§ **RECORDS PROVIDED**:
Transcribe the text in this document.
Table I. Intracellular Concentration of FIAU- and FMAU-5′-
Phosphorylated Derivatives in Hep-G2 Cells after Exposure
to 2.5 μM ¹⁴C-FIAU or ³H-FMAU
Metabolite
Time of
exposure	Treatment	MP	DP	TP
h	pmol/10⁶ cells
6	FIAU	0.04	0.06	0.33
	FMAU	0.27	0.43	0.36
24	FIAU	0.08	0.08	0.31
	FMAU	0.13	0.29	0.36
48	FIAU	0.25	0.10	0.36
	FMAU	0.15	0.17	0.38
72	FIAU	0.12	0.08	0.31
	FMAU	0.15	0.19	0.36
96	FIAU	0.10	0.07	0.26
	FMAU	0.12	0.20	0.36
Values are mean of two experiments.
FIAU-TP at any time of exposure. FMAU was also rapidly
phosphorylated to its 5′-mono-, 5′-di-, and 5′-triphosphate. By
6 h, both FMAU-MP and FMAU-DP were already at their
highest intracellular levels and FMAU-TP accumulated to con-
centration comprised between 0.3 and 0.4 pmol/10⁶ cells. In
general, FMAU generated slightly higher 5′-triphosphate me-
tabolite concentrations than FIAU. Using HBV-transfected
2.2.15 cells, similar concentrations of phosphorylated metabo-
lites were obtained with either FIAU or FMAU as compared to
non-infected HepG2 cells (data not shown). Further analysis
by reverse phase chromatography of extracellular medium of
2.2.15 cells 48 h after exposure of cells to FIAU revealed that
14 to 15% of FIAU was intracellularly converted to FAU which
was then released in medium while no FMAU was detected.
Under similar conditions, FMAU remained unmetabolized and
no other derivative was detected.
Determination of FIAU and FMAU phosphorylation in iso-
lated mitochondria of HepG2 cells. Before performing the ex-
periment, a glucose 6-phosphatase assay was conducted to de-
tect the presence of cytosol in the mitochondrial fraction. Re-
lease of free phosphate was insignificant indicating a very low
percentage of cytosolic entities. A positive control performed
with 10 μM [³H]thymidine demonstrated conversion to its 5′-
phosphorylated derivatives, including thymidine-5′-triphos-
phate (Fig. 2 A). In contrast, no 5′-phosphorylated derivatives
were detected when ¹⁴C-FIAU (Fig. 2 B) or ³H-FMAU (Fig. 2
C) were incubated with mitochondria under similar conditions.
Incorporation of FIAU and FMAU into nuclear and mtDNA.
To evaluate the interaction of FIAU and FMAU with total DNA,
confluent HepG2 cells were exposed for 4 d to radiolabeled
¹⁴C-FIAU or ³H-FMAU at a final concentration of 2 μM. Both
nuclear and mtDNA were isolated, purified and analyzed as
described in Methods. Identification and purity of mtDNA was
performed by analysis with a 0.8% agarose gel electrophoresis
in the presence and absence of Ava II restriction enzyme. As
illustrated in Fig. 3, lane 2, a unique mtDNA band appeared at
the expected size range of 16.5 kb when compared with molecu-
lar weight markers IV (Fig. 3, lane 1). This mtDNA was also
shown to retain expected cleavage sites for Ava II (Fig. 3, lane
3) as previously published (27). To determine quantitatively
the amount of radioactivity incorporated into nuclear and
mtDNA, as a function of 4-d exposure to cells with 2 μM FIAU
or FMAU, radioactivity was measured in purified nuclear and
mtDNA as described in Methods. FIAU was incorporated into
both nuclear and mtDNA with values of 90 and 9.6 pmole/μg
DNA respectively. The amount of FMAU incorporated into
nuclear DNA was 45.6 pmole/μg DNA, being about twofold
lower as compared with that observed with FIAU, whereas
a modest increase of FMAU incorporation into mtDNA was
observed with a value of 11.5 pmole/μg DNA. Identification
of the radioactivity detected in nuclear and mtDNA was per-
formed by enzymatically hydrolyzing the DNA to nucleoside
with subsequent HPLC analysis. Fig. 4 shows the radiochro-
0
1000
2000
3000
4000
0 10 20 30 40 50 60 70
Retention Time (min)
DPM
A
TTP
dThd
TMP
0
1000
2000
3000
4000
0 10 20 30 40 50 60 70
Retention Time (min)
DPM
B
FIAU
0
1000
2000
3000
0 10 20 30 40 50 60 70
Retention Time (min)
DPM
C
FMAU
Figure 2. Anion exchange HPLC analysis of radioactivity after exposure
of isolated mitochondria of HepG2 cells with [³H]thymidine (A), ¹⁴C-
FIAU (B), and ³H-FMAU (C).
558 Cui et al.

§ **EXERCISE BRIEF**: Scan the entries above for the word "shown" and collect each line holding it.

§ **ANSWER TO THIS PROBLEM**:
non-infected HepG2 cells (data not shown). Further analysis
shown to retain expected cleavage sites for Ava II (Fig. 3, lane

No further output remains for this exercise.